Scan the records for the word "παντὸς". Copy each line that includes it.

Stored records

/---

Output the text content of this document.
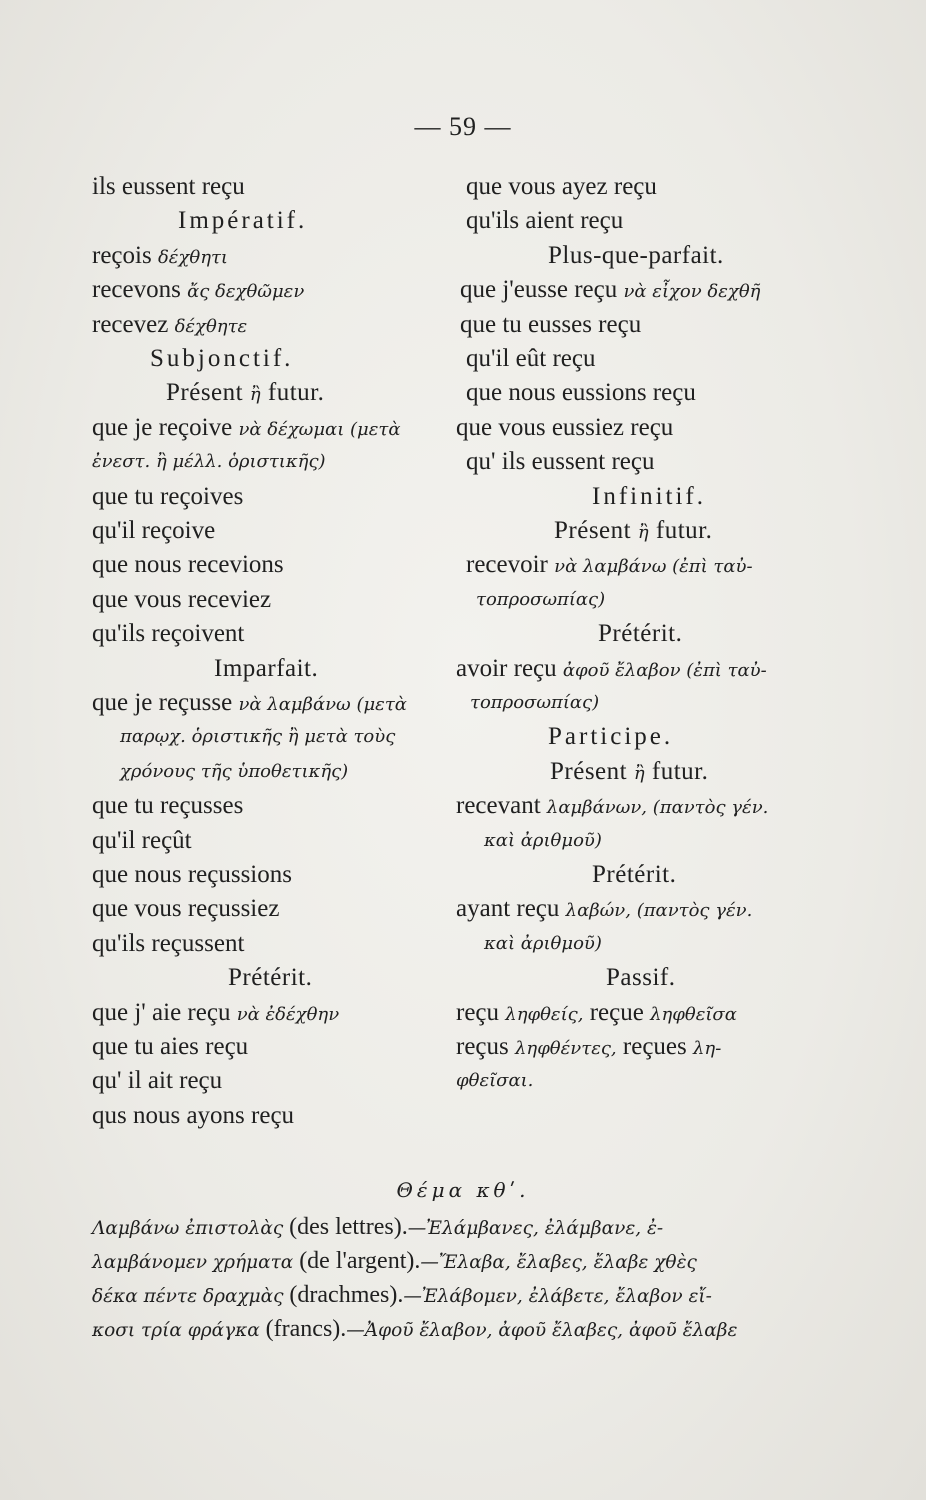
— 59 —
ils eussent reçu
Impératif.
reçois δέχθητι
recevons ἄς δεχθῶμεν
recevez δέχθητε
Subjonctif.
Présent ἢ futur.
que je reçoive νὰ δέχωμαι (μετὰ
ἐνεστ. ἢ μέλλ. ὁριστικῆς)
que tu reçoives
qu'il reçoive
que nous recevions
que vous receviez
qu'ils reçoivent
Imparfait.
que je reçusse νὰ λαμβάνω (μετὰ
παρῳχ. ὁριστικῆς ἢ μετὰ τοὺς
χρόνους τῆς ὑποθετικῆς)
que tu reçusses
qu'il reçût
que nous reçussions
que vous reçussiez
qu'ils reçussent
Prétérit.
que j' aie reçu νὰ ἐδέχθην
que tu aies reçu
qu' il ait reçu
qus nous ayons reçu
que vous ayez reçu
qu'ils aient reçu
Plus-que-parfait.
que j'eusse reçu νὰ εἶχον δεχθῆ
que tu eusses reçu
qu'il eût reçu
que nous eussions reçu
que vous eussiez reçu
qu' ils eussent reçu
Infinitif.
Présent ἢ futur.
recevoir νὰ λαμβάνω (ἐπὶ ταὐ-
τοπροσωπίας)
Prétérit.
avoir reçu ἀφοῦ ἔλαβον (ἐπὶ ταὐ-
τοπροσωπίας)
Participe.
Présent ἢ futur.
recevant λαμβάνων, (παντὸς γέν.
καὶ ἀριθμοῦ)
Prétérit.
ayant reçu λαβών, (παντὸς γέν.
καὶ ἀριθμοῦ)
Passif.
reçu ληφθείς, reçue ληφθεῖσα
reçus ληφθέντες, reçues λη-
φθεῖσαι.
Θέμα κθʹ.
Λαμβάνω ἐπιστολὰς (des lettres).—Ἐλάμβανες, ἐλάμβανε, ἐ-
λαμβάνομεν χρήματα (de l'argent).—Ἔλαβα, ἔλαβες, ἔλαβε χθὲς
δέκα πέντε δραχμὰς (drachmes).—Ἐλάβομεν, ἐλάβετε, ἔλαβον εἴ-
κοσι τρία φράγκα (francs).—Ἀφοῦ ἔλαβον, ἀφοῦ ἔλαβες, ἀφοῦ ἔλαβε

\---

ANSWER TO THE EXERCISE
recevant λαμβάνων, (παντὸς γέν.
ayant reçu λαβών, (παντὸς γέν.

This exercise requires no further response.